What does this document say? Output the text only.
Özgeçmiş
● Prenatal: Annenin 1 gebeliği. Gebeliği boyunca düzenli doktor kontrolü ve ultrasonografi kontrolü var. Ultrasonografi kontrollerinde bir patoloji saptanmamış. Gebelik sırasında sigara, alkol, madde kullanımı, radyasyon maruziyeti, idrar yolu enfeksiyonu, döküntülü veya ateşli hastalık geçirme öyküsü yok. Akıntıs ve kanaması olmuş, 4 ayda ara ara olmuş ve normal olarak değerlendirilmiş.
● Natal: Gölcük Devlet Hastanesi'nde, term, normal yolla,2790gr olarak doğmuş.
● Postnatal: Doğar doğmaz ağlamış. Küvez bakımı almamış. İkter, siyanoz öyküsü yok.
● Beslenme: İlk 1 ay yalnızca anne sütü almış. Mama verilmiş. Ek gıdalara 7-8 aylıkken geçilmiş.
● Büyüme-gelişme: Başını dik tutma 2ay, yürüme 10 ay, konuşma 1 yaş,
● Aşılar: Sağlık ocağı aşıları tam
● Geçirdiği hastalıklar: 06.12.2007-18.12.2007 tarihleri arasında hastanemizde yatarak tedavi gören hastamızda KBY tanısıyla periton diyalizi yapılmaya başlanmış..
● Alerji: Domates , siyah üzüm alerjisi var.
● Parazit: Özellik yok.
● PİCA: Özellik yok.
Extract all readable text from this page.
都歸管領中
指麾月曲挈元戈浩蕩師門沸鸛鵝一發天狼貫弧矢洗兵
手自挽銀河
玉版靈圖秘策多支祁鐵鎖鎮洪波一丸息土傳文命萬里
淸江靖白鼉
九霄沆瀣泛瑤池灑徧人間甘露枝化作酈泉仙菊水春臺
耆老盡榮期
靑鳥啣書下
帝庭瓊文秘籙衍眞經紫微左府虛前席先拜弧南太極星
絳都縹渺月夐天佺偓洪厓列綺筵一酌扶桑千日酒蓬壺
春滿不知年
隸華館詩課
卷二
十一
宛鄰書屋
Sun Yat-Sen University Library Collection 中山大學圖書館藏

# WRITTEN TASK:
Lines that include the word "Özellik" are to be extracted from the data above.

# RESULT BELOW:
● Parazit: Özellik yok.
● PİCA: Özellik yok.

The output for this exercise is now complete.